(Records)
——————————

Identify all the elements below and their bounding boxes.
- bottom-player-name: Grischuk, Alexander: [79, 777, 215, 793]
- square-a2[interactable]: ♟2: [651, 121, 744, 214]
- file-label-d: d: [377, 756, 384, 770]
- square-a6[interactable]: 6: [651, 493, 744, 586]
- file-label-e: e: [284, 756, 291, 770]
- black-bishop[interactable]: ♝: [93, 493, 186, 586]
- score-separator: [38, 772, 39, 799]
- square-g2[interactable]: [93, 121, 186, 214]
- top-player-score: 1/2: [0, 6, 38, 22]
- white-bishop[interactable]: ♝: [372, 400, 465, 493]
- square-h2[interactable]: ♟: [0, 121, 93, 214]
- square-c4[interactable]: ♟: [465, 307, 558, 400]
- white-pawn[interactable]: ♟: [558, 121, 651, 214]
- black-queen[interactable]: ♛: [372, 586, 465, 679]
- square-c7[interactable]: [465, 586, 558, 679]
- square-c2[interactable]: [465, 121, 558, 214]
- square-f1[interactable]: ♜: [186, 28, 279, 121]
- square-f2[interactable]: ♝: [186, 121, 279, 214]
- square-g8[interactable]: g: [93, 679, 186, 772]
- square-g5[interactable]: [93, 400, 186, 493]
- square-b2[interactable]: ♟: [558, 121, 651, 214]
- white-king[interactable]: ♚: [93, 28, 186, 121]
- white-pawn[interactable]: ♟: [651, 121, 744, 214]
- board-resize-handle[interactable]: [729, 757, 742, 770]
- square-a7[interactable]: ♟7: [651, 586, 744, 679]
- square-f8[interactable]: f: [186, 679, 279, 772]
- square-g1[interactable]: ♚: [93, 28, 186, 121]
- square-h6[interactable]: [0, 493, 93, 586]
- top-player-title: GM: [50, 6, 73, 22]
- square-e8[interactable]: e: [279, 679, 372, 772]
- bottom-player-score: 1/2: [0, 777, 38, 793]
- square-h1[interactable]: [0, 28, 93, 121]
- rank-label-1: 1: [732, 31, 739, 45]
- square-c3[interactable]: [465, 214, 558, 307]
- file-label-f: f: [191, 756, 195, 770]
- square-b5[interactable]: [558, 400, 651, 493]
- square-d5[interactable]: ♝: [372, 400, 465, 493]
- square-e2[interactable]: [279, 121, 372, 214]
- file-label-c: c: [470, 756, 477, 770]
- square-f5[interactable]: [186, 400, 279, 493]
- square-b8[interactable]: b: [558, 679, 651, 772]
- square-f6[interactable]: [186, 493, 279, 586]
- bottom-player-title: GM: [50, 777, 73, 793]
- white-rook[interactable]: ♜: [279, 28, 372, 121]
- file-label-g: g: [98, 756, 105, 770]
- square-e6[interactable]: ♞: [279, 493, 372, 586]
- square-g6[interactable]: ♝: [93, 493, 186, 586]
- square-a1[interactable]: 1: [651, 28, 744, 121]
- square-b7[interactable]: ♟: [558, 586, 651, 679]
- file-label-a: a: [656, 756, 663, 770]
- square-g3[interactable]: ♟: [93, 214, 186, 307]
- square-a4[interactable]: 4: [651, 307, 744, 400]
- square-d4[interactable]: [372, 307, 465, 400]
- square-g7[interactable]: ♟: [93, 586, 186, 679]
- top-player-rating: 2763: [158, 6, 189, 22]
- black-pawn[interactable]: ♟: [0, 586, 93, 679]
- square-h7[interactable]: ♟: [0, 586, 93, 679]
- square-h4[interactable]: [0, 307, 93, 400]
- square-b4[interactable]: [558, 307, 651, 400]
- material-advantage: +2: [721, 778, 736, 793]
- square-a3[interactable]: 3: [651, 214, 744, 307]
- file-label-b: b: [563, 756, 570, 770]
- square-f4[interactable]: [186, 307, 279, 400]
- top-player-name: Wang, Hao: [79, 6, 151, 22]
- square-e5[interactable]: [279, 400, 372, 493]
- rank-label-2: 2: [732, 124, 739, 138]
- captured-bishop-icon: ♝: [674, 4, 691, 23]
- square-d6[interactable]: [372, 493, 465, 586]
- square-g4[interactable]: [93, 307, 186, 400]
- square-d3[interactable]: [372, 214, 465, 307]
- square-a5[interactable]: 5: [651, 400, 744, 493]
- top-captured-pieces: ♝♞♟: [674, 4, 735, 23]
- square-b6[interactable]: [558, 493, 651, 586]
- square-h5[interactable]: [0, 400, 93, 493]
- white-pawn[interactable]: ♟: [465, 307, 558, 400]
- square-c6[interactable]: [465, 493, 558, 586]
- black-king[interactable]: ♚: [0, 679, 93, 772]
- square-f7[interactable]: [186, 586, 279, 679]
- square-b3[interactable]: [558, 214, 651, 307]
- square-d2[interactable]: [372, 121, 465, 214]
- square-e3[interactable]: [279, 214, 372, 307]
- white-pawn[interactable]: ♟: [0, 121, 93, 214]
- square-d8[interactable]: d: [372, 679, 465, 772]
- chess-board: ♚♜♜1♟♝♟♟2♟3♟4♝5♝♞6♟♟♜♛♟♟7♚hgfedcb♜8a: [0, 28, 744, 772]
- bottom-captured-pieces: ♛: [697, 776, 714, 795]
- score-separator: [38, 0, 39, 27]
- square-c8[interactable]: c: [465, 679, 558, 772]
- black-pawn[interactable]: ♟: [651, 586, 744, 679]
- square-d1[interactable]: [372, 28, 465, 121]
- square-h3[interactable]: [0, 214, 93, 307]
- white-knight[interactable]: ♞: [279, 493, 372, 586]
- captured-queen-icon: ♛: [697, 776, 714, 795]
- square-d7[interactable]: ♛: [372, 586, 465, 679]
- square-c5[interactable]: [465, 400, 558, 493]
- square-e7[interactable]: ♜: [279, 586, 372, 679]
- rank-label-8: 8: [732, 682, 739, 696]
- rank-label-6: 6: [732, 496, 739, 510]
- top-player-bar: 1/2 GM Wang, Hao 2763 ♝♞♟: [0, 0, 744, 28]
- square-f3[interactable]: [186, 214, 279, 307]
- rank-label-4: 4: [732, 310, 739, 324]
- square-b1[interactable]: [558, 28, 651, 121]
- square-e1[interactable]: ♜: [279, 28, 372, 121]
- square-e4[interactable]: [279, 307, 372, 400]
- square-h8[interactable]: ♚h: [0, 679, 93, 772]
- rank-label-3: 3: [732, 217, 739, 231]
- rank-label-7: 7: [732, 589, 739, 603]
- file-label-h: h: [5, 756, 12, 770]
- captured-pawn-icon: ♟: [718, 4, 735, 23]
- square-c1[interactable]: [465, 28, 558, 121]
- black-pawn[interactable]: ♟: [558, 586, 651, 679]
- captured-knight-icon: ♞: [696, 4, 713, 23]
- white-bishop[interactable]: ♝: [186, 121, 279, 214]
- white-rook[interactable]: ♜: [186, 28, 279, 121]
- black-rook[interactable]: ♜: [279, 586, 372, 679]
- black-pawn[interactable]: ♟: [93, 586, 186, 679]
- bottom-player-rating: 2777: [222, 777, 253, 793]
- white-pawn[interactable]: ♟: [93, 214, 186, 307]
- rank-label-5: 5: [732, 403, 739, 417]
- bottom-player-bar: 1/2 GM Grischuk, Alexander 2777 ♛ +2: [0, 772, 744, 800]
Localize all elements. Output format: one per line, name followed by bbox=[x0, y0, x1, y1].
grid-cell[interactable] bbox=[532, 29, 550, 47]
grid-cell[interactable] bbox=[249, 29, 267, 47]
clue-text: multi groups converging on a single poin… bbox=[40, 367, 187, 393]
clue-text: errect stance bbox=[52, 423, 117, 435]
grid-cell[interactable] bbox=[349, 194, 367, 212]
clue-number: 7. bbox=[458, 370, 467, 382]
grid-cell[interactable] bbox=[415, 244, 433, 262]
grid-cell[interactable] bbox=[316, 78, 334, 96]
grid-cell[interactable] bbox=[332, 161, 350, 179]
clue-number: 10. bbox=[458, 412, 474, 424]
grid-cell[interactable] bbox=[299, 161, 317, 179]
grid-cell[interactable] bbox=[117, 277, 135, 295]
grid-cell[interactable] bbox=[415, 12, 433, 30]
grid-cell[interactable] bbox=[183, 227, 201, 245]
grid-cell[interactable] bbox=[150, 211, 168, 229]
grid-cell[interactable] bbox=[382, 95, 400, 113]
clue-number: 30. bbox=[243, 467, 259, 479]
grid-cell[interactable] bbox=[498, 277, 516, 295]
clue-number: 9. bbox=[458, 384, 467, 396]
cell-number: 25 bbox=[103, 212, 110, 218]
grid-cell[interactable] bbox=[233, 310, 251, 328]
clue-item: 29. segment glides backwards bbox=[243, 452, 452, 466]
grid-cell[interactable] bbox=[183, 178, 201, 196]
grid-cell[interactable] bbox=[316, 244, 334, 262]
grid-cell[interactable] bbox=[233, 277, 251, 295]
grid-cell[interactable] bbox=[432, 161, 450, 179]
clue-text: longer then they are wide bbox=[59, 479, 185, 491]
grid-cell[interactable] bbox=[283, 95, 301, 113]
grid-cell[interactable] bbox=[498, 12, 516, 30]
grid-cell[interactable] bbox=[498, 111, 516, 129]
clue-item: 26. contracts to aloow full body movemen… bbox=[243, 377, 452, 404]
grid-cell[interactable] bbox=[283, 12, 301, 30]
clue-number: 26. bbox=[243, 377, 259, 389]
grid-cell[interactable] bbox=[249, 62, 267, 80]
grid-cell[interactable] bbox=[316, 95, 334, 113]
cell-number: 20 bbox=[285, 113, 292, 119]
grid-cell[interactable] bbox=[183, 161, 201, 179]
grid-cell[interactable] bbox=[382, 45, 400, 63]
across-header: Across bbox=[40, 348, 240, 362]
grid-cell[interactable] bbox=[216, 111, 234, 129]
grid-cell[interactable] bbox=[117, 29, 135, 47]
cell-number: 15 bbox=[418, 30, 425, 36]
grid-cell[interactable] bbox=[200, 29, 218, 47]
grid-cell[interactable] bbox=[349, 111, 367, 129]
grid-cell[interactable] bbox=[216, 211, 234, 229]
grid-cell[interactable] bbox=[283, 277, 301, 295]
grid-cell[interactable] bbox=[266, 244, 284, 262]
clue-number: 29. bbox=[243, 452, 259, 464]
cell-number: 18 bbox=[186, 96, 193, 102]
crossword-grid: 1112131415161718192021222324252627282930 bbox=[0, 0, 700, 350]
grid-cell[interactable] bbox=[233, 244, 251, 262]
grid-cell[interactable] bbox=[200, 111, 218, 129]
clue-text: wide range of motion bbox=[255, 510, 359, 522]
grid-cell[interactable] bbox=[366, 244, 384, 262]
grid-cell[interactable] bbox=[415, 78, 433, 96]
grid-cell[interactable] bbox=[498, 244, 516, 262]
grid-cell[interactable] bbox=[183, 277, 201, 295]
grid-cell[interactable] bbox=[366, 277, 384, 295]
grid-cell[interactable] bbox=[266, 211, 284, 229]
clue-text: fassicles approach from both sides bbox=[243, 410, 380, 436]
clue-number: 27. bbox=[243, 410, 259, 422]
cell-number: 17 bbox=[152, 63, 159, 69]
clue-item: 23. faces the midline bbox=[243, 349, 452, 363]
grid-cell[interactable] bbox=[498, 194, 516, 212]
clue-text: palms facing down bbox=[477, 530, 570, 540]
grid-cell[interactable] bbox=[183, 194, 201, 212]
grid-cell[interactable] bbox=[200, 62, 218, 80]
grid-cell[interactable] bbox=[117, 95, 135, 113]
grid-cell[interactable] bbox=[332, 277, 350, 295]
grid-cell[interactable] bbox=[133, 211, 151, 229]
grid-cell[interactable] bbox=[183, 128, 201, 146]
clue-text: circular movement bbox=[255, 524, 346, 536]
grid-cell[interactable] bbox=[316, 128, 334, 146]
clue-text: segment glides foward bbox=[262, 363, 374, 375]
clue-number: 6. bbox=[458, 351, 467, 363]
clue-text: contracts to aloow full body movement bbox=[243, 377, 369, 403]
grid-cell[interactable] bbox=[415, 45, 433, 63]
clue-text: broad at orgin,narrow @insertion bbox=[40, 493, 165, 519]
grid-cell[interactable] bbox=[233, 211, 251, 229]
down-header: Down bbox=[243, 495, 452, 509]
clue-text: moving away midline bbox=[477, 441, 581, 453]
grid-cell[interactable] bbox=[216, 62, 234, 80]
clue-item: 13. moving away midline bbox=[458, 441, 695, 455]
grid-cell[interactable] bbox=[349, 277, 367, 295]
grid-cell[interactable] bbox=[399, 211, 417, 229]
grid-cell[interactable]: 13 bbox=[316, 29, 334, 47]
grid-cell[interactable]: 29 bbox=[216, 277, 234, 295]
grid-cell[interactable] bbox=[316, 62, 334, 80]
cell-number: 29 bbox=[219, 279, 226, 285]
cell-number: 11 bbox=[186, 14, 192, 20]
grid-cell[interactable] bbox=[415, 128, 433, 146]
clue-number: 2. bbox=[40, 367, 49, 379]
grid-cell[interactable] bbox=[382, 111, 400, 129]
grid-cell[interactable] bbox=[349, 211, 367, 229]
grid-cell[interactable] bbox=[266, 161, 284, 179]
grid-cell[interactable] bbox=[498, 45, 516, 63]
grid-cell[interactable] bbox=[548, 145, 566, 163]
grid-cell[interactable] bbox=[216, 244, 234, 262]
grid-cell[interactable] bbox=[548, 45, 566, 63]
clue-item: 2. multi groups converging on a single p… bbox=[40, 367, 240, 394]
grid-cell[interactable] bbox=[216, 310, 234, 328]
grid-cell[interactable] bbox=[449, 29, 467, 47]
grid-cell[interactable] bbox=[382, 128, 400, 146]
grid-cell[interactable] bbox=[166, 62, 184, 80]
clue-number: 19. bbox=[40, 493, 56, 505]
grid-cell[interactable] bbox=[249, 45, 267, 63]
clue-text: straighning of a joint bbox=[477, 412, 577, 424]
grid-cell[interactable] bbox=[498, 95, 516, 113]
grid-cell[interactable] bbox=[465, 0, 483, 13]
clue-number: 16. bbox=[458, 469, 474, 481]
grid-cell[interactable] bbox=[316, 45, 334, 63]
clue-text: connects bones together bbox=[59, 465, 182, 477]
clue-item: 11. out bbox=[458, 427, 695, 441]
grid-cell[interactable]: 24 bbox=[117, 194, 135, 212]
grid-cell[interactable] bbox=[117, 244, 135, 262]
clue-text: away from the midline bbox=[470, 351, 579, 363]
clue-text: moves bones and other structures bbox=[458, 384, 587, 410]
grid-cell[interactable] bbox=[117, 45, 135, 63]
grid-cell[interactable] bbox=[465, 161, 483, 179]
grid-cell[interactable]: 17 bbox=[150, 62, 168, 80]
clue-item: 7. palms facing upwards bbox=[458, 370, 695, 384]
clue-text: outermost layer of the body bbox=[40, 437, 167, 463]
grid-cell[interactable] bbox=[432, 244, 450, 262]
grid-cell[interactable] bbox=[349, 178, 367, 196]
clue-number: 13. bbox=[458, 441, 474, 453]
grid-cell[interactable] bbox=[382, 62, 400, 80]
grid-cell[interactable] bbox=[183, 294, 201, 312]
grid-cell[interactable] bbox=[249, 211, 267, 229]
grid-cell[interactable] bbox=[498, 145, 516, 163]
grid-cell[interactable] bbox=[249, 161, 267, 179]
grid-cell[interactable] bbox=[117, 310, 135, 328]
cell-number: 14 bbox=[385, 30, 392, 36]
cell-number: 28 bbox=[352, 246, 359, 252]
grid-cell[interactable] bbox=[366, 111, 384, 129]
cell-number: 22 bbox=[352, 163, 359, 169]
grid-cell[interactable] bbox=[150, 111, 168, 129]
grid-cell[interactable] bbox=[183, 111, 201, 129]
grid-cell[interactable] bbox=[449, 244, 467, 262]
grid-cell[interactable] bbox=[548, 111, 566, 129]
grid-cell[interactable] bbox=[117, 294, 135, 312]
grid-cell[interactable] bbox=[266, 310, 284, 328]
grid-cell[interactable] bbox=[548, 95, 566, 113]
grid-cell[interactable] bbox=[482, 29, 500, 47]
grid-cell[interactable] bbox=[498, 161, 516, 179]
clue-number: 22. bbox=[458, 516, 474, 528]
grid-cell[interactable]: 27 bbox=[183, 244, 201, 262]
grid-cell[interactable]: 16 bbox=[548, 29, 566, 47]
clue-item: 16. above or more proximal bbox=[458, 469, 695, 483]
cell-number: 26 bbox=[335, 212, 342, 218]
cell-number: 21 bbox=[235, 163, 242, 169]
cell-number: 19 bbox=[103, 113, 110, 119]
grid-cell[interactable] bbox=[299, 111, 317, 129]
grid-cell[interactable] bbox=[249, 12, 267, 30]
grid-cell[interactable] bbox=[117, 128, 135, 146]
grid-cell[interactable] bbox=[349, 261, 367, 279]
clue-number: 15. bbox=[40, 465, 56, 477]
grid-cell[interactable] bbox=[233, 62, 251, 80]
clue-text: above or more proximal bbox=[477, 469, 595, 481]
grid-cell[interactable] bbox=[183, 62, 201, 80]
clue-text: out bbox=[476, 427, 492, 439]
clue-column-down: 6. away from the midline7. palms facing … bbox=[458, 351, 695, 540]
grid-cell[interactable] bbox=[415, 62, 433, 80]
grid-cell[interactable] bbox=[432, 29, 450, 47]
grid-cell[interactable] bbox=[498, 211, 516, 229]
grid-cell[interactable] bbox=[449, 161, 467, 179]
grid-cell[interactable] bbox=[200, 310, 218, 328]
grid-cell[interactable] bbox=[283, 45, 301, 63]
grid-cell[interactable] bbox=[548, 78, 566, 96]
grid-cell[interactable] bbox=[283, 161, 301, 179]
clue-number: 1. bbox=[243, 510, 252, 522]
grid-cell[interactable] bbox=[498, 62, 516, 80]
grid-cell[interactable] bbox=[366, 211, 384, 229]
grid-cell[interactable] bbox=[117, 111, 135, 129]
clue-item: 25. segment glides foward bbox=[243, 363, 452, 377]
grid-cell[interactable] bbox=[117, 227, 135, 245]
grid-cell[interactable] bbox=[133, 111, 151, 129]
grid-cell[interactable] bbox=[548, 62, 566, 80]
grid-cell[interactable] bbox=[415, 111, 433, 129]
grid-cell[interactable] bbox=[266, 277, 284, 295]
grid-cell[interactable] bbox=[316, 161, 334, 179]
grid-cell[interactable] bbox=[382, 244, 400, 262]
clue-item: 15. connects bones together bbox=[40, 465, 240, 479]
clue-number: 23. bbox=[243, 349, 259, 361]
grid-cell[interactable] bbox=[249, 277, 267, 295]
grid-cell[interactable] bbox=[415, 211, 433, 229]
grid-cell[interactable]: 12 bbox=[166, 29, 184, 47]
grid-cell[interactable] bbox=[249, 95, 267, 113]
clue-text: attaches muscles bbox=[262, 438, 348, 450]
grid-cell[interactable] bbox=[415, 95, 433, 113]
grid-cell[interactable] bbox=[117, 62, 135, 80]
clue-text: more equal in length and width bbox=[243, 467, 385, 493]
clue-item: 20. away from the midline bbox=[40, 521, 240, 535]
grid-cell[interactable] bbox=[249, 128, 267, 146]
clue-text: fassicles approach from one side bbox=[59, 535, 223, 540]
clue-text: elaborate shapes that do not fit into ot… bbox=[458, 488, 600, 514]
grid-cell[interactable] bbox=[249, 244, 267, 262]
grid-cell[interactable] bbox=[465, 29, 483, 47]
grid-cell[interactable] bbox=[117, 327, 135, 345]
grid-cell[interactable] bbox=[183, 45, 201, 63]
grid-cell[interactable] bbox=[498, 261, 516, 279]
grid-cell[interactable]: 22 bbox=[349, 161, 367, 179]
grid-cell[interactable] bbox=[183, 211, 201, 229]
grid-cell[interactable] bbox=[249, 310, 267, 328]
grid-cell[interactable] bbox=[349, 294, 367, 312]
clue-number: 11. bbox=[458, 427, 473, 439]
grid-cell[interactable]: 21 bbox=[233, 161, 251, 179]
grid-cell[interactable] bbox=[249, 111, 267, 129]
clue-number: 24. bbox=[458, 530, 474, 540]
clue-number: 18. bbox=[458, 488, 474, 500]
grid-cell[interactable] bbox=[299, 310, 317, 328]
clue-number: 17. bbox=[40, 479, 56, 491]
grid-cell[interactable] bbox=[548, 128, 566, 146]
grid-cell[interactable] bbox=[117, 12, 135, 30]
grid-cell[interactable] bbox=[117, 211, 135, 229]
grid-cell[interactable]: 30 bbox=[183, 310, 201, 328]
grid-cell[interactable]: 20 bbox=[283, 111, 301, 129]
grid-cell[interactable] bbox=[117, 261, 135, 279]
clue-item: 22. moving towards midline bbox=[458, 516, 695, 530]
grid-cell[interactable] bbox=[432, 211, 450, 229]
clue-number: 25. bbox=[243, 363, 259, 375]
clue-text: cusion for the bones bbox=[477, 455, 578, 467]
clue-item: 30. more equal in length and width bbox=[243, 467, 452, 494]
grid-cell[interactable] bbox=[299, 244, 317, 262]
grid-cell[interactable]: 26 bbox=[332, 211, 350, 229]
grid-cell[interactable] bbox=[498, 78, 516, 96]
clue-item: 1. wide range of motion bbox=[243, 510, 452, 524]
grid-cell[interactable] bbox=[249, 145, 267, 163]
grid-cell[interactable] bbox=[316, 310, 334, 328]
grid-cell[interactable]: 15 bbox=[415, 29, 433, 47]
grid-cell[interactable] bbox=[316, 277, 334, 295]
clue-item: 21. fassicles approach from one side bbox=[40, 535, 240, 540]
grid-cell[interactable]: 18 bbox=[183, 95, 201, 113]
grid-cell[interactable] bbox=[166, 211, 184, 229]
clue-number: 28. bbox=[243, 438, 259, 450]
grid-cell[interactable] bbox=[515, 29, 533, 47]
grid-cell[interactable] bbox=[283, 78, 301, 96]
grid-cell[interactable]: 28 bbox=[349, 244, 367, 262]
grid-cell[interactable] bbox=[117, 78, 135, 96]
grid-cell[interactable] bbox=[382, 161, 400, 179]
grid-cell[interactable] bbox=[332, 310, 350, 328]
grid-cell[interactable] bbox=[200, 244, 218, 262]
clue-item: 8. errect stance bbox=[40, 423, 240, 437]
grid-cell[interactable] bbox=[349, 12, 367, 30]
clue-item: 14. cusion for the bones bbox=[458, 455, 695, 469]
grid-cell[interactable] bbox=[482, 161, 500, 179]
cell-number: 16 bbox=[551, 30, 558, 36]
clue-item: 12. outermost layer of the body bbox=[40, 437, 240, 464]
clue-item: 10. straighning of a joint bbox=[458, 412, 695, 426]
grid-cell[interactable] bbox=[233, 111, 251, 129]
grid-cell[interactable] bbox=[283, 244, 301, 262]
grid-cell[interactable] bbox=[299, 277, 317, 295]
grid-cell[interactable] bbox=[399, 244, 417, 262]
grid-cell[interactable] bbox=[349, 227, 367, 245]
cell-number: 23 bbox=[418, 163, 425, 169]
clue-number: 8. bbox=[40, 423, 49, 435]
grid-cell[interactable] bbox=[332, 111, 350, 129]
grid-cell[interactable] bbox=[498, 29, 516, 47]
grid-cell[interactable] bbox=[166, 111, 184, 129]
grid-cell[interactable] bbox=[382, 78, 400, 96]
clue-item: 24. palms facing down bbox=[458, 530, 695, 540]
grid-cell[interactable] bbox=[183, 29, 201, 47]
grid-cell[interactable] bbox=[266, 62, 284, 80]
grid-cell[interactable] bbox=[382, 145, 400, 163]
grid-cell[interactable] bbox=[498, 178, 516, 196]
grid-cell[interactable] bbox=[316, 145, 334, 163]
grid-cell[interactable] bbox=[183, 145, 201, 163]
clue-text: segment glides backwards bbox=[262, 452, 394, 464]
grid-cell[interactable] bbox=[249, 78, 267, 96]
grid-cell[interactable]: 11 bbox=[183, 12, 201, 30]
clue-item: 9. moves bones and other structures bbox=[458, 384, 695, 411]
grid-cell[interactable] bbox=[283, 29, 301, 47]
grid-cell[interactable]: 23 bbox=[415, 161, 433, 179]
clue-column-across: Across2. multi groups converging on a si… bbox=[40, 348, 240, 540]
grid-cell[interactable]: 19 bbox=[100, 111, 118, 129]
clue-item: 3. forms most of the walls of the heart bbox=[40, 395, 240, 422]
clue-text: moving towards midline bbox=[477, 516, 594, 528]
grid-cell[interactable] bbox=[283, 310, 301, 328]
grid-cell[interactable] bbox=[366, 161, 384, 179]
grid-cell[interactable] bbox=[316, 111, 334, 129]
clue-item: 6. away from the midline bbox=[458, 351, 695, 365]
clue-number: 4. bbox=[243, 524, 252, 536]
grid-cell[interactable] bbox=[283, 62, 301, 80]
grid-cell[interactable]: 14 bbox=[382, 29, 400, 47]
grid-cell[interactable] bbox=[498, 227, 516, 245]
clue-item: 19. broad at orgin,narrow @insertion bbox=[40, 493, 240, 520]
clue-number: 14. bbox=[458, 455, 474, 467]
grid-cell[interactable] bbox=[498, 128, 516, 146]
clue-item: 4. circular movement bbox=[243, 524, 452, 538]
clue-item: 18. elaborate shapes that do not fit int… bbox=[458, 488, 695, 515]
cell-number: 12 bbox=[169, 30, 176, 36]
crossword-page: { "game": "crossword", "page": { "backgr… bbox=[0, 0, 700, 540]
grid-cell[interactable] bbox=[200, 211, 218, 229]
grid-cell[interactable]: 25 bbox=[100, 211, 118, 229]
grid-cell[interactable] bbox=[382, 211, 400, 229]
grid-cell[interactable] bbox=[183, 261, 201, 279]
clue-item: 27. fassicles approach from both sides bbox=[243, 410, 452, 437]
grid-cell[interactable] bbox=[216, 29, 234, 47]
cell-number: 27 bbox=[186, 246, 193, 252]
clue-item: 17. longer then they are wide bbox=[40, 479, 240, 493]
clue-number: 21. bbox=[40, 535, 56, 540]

——————————

#### REQUIREMENTS:
Reproduce the records from their first line through the line containing "- file-label-e: e: [284, 756, 291, 770]", both included.

#### RESULT OF THIS EXERCISE:
Identify all the elements below and their bounding boxes.
- bottom-player-name: Grischuk, Alexander: [79, 777, 215, 793]
- square-a2[interactable]: ♟2: [651, 121, 744, 214]
- file-label-d: d: [377, 756, 384, 770]
- square-a6[interactable]: 6: [651, 493, 744, 586]
- file-label-e: e: [284, 756, 291, 770]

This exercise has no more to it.